»»
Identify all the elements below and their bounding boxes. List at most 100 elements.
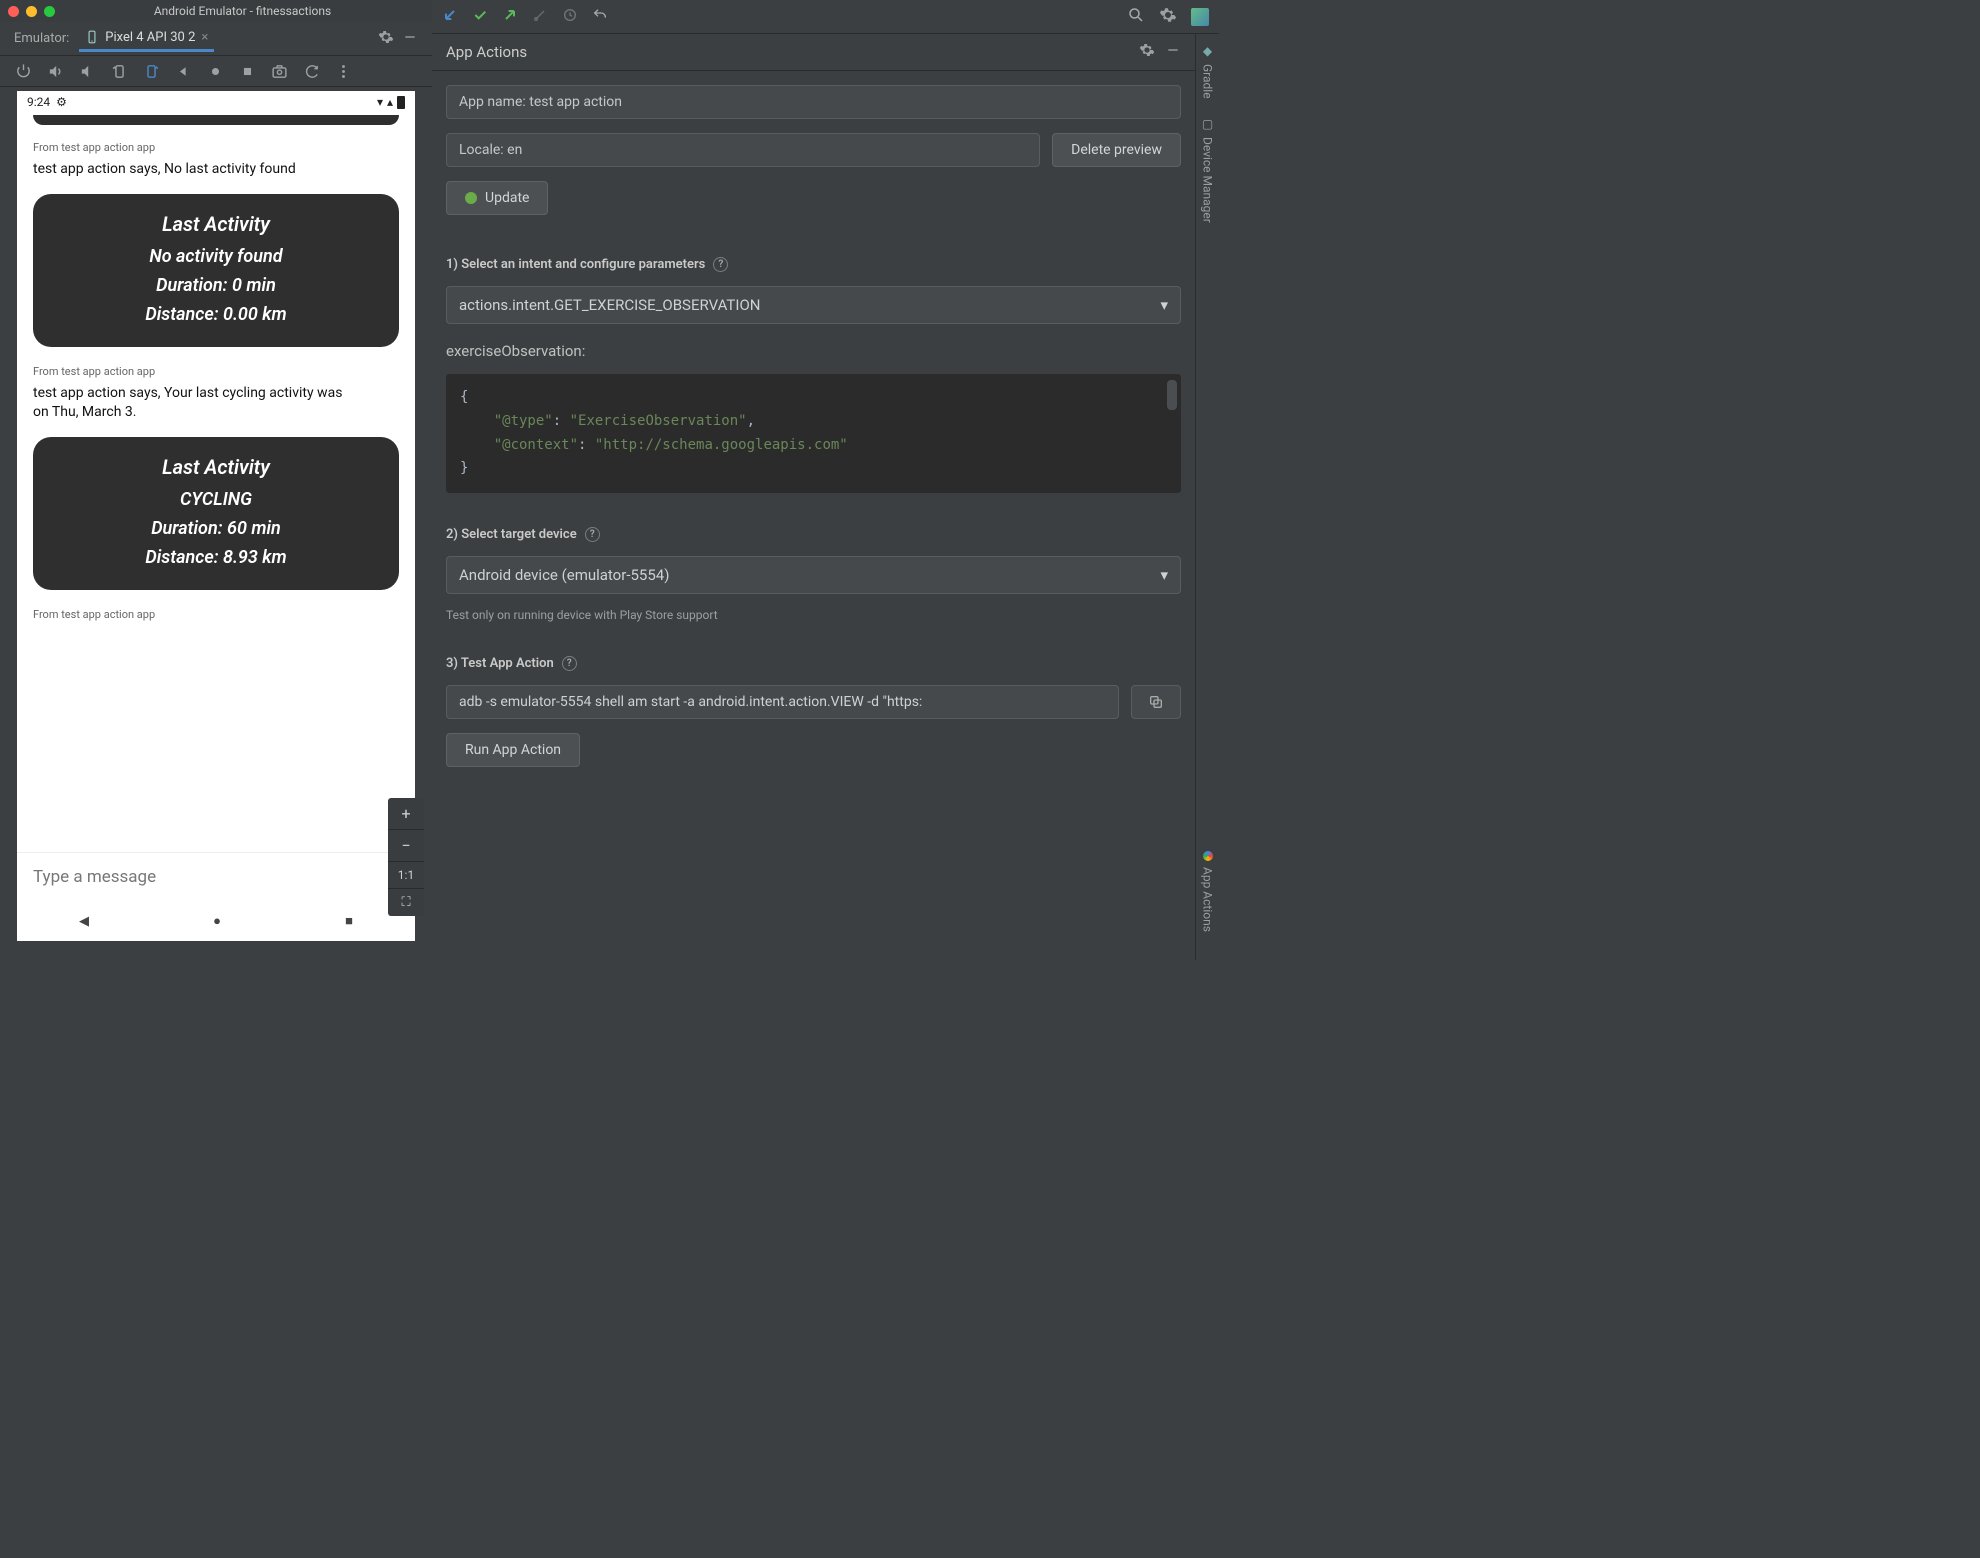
zoom-out-button[interactable]: − <box>388 829 424 861</box>
device-icon: ▢ <box>1201 117 1215 131</box>
update-button-label: Update <box>485 190 529 206</box>
arrow-up-right-icon[interactable] <box>502 7 518 27</box>
emulator-label: Emulator: <box>14 31 69 46</box>
zoom-expand-button[interactable]: ⛶ <box>388 888 424 916</box>
panel-title: App Actions <box>446 43 527 61</box>
device-manager-tool-button[interactable]: ▢ Device Manager <box>1201 117 1215 223</box>
home-nav-icon[interactable] <box>206 62 224 80</box>
card-line-activity: No activity found <box>45 246 387 267</box>
scrollbar[interactable] <box>1167 380 1177 410</box>
device-helper-text: Test only on running device with Play St… <box>446 608 1181 622</box>
phone-screen[interactable]: 9:24 ⚙ ▾ ▴ From test app action app test… <box>17 91 415 941</box>
gradle-label: Gradle <box>1201 64 1215 99</box>
panel-minimize-icon[interactable] <box>1165 42 1181 62</box>
delete-preview-button[interactable]: Delete preview <box>1052 133 1181 167</box>
nav-home-icon[interactable]: ● <box>213 913 221 929</box>
ide-toolbar <box>432 0 1219 34</box>
message-input[interactable]: Type a message <box>17 852 415 901</box>
more-icon[interactable] <box>334 62 352 80</box>
nav-overview-icon[interactable]: ■ <box>345 913 353 929</box>
device-dropdown[interactable]: Android device (emulator-5554) ▾ <box>446 556 1181 594</box>
emulator-titlebar: Android Emulator - fitnessactions <box>0 0 432 22</box>
settings-icon[interactable] <box>1159 6 1177 28</box>
app-actions-panel: App Actions App name: test app action Lo… <box>432 34 1195 960</box>
emulator-tabbar: Emulator: Pixel 4 API 30 2 × <box>0 22 432 56</box>
step1-text: 1) Select an intent and configure parame… <box>446 257 705 272</box>
phone-status-bar: 9:24 ⚙ ▾ ▴ <box>17 91 415 113</box>
copy-command-button[interactable] <box>1131 685 1181 719</box>
emulator-window-title: Android Emulator - fitnessactions <box>61 4 424 18</box>
device-manager-label: Device Manager <box>1201 137 1215 223</box>
wifi-icon: ▾ <box>377 95 383 109</box>
device-value: Android device (emulator-5554) <box>459 566 669 584</box>
minimize-window-icon[interactable] <box>26 6 37 17</box>
from-label: From test app action app <box>33 365 399 378</box>
close-window-icon[interactable] <box>8 6 19 17</box>
card-line-duration: Duration: 0 min <box>45 275 387 296</box>
step2-text: 2) Select target device <box>446 527 577 542</box>
help-icon[interactable]: ? <box>713 257 728 272</box>
intent-dropdown[interactable]: actions.intent.GET_EXERCISE_OBSERVATION … <box>446 286 1181 324</box>
emulator-device-tab[interactable]: Pixel 4 API 30 2 × <box>79 26 214 52</box>
user-avatar[interactable] <box>1191 8 1209 26</box>
step3-text: 3) Test App Action <box>446 656 554 671</box>
locale-field[interactable]: Locale: en <box>446 133 1040 167</box>
volume-up-icon[interactable] <box>46 62 64 80</box>
overview-nav-icon[interactable] <box>238 62 256 80</box>
update-button[interactable]: Update <box>446 181 548 215</box>
card-line-activity: CYCLING <box>45 489 387 510</box>
checkmark-icon[interactable] <box>472 7 488 27</box>
from-label: From test app action app <box>33 608 399 621</box>
commit-icon[interactable] <box>532 7 548 27</box>
minimize-panel-icon[interactable] <box>398 25 422 53</box>
undo-icon[interactable] <box>592 7 608 27</box>
zoom-panel: + − 1:1 ⛶ <box>388 798 424 916</box>
card-title: Last Activity <box>45 212 387 236</box>
param-json-editor[interactable]: { "@type": "ExerciseObservation", "@cont… <box>446 374 1181 493</box>
rotate-left-icon[interactable] <box>110 62 128 80</box>
run-app-action-button[interactable]: Run App Action <box>446 733 580 767</box>
emulator-tab-label: Pixel 4 API 30 2 <box>105 30 195 45</box>
app-name-field[interactable]: App name: test app action <box>446 85 1181 119</box>
history-icon[interactable] <box>562 7 578 27</box>
signal-icon: ▴ <box>387 95 393 109</box>
gear-icon[interactable] <box>374 25 398 53</box>
zoom-in-button[interactable]: + <box>388 798 424 829</box>
right-tool-rail: ◆ Gradle ▢ Device Manager App Actions <box>1195 34 1219 960</box>
step2-label: 2) Select target device ? <box>446 527 1181 542</box>
phone-icon <box>85 30 99 44</box>
app-actions-tool-button[interactable]: App Actions <box>1201 851 1215 932</box>
android-nav-bar: ◀ ● ■ <box>17 901 415 941</box>
panel-gear-icon[interactable] <box>1139 42 1155 62</box>
volume-down-icon[interactable] <box>78 62 96 80</box>
battery-icon <box>397 96 405 109</box>
gradle-tool-button[interactable]: ◆ Gradle <box>1201 44 1215 99</box>
close-tab-icon[interactable]: × <box>201 30 208 45</box>
gradle-icon: ◆ <box>1201 44 1215 58</box>
rotate-right-icon[interactable] <box>142 62 160 80</box>
status-clock: 9:24 <box>27 95 50 109</box>
emulator-pane: Android Emulator - fitnessactions Emulat… <box>0 0 432 960</box>
emulator-toolbar <box>0 56 432 87</box>
maximize-window-icon[interactable] <box>44 6 55 17</box>
power-icon[interactable] <box>14 62 32 80</box>
zoom-fit-button[interactable]: 1:1 <box>388 861 424 888</box>
status-gear-icon: ⚙ <box>56 95 67 109</box>
chat-body: From test app action app test app action… <box>17 125 415 852</box>
help-icon[interactable]: ? <box>585 527 600 542</box>
back-nav-icon[interactable] <box>174 62 192 80</box>
phone-frame: 9:24 ⚙ ▾ ▴ From test app action app test… <box>6 91 426 960</box>
help-icon[interactable]: ? <box>562 656 577 671</box>
chevron-down-icon: ▾ <box>1160 296 1168 314</box>
adb-command-field[interactable]: adb -s emulator-5554 shell am start -a a… <box>446 685 1119 719</box>
app-actions-label: App Actions <box>1201 867 1215 932</box>
chevron-down-icon: ▾ <box>1160 566 1168 584</box>
screenshot-icon[interactable] <box>270 62 288 80</box>
search-icon[interactable] <box>1127 6 1145 28</box>
record-icon[interactable] <box>302 62 320 80</box>
assistant-icon <box>1203 851 1213 861</box>
nav-back-icon[interactable]: ◀ <box>79 914 89 929</box>
arrow-down-left-icon[interactable] <box>442 7 458 27</box>
card-peek <box>33 115 399 125</box>
activity-card: Last Activity No activity found Duration… <box>33 194 399 347</box>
««
Task to carry out — Copy out the records above with every "emulator-5554" switched to "emulator-5556", keeping everything else the same and leaving out the pictures.

The response —
Identify all the elements below and their bounding boxes. List at most 100 elements.
zoom-out-button[interactable]: − <box>388 829 424 861</box>
device-icon: ▢ <box>1201 117 1215 131</box>
update-button-label: Update <box>485 190 529 206</box>
arrow-up-right-icon[interactable] <box>502 7 518 27</box>
emulator-label: Emulator: <box>14 31 69 46</box>
zoom-expand-button[interactable]: ⛶ <box>388 888 424 916</box>
panel-title: App Actions <box>446 43 527 61</box>
device-manager-tool-button[interactable]: ▢ Device Manager <box>1201 117 1215 223</box>
home-nav-icon[interactable] <box>206 62 224 80</box>
card-line-activity: No activity found <box>45 246 387 267</box>
scrollbar[interactable] <box>1167 380 1177 410</box>
device-helper-text: Test only on running device with Play St… <box>446 608 1181 622</box>
phone-screen[interactable]: 9:24 ⚙ ▾ ▴ From test app action app test… <box>17 91 415 941</box>
gradle-label: Gradle <box>1201 64 1215 99</box>
panel-minimize-icon[interactable] <box>1165 42 1181 62</box>
delete-preview-button[interactable]: Delete preview <box>1052 133 1181 167</box>
nav-home-icon[interactable]: ● <box>213 913 221 929</box>
ide-toolbar <box>432 0 1219 34</box>
message-input[interactable]: Type a message <box>17 852 415 901</box>
more-icon[interactable] <box>334 62 352 80</box>
nav-overview-icon[interactable]: ■ <box>345 913 353 929</box>
device-dropdown[interactable]: Android device (emulator-5556) ▾ <box>446 556 1181 594</box>
emulator-titlebar: Android Emulator - fitnessactions <box>0 0 432 22</box>
settings-icon[interactable] <box>1159 6 1177 28</box>
app-actions-panel: App Actions App name: test app action Lo… <box>432 34 1195 960</box>
emulator-tabbar: Emulator: Pixel 4 API 30 2 × <box>0 22 432 56</box>
step1-text: 1) Select an intent and configure parame… <box>446 257 705 272</box>
phone-status-bar: 9:24 ⚙ ▾ ▴ <box>17 91 415 113</box>
copy-command-button[interactable] <box>1131 685 1181 719</box>
emulator-window-title: Android Emulator - fitnessactions <box>61 4 424 18</box>
device-manager-label: Device Manager <box>1201 137 1215 223</box>
wifi-icon: ▾ <box>377 95 383 109</box>
device-value: Android device (emulator-5556) <box>459 566 669 584</box>
minimize-window-icon[interactable] <box>26 6 37 17</box>
from-label: From test app action app <box>33 365 399 378</box>
close-window-icon[interactable] <box>8 6 19 17</box>
card-line-duration: Duration: 0 min <box>45 275 387 296</box>
step2-text: 2) Select target device <box>446 527 577 542</box>
help-icon[interactable]: ? <box>713 257 728 272</box>
intent-dropdown[interactable]: actions.intent.GET_EXERCISE_OBSERVATION … <box>446 286 1181 324</box>
emulator-device-tab[interactable]: Pixel 4 API 30 2 × <box>79 26 214 52</box>
user-avatar[interactable] <box>1191 8 1209 26</box>
step3-text: 3) Test App Action <box>446 656 554 671</box>
locale-field[interactable]: Locale: en <box>446 133 1040 167</box>
volume-up-icon[interactable] <box>46 62 64 80</box>
overview-nav-icon[interactable] <box>238 62 256 80</box>
update-button[interactable]: Update <box>446 181 548 215</box>
card-line-activity: CYCLING <box>45 489 387 510</box>
checkmark-icon[interactable] <box>472 7 488 27</box>
from-label: From test app action app <box>33 608 399 621</box>
commit-icon[interactable] <box>532 7 548 27</box>
minimize-panel-icon[interactable] <box>398 25 422 53</box>
undo-icon[interactable] <box>592 7 608 27</box>
zoom-panel: + − 1:1 ⛶ <box>388 798 424 916</box>
card-title: Last Activity <box>45 212 387 236</box>
param-json-editor[interactable]: { "@type": "ExerciseObservation", "@cont… <box>446 374 1181 493</box>
rotate-left-icon[interactable] <box>110 62 128 80</box>
run-app-action-button[interactable]: Run App Action <box>446 733 580 767</box>
emulator-tab-label: Pixel 4 API 30 2 <box>105 30 195 45</box>
app-name-field[interactable]: App name: test app action <box>446 85 1181 119</box>
history-icon[interactable] <box>562 7 578 27</box>
signal-icon: ▴ <box>387 95 393 109</box>
gear-icon[interactable] <box>374 25 398 53</box>
zoom-in-button[interactable]: + <box>388 798 424 829</box>
right-tool-rail: ◆ Gradle ▢ Device Manager App Actions <box>1195 34 1219 960</box>
step2-label: 2) Select target device ? <box>446 527 1181 542</box>
phone-icon <box>85 30 99 44</box>
app-actions-tool-button[interactable]: App Actions <box>1201 851 1215 932</box>
android-nav-bar: ◀ ● ■ <box>17 901 415 941</box>
panel-gear-icon[interactable] <box>1139 42 1155 62</box>
volume-down-icon[interactable] <box>78 62 96 80</box>
battery-icon <box>397 96 405 109</box>
gradle-tool-button[interactable]: ◆ Gradle <box>1201 44 1215 99</box>
close-tab-icon[interactable]: × <box>201 30 208 45</box>
gradle-icon: ◆ <box>1201 44 1215 58</box>
rotate-right-icon[interactable] <box>142 62 160 80</box>
status-clock: 9:24 <box>27 95 50 109</box>
emulator-pane: Android Emulator - fitnessactions Emulat… <box>0 0 432 960</box>
emulator-toolbar <box>0 56 432 87</box>
maximize-window-icon[interactable] <box>44 6 55 17</box>
power-icon[interactable] <box>14 62 32 80</box>
zoom-fit-button[interactable]: 1:1 <box>388 861 424 888</box>
status-gear-icon: ⚙ <box>56 95 67 109</box>
chat-body: From test app action app test app action… <box>17 125 415 852</box>
help-icon[interactable]: ? <box>585 527 600 542</box>
back-nav-icon[interactable] <box>174 62 192 80</box>
phone-frame: 9:24 ⚙ ▾ ▴ From test app action app test… <box>6 91 426 960</box>
help-icon[interactable]: ? <box>562 656 577 671</box>
chevron-down-icon: ▾ <box>1160 296 1168 314</box>
adb-command-field[interactable]: adb -s emulator-5556 shell am start -a a… <box>446 685 1119 719</box>
app-actions-label: App Actions <box>1201 867 1215 932</box>
chevron-down-icon: ▾ <box>1160 566 1168 584</box>
screenshot-icon[interactable] <box>270 62 288 80</box>
search-icon[interactable] <box>1127 6 1145 28</box>
record-icon[interactable] <box>302 62 320 80</box>
assistant-icon <box>1203 851 1213 861</box>
nav-back-icon[interactable]: ◀ <box>79 914 89 929</box>
arrow-down-left-icon[interactable] <box>442 7 458 27</box>
card-peek <box>33 115 399 125</box>
activity-card: Last Activity No activity found Duration… <box>33 194 399 347</box>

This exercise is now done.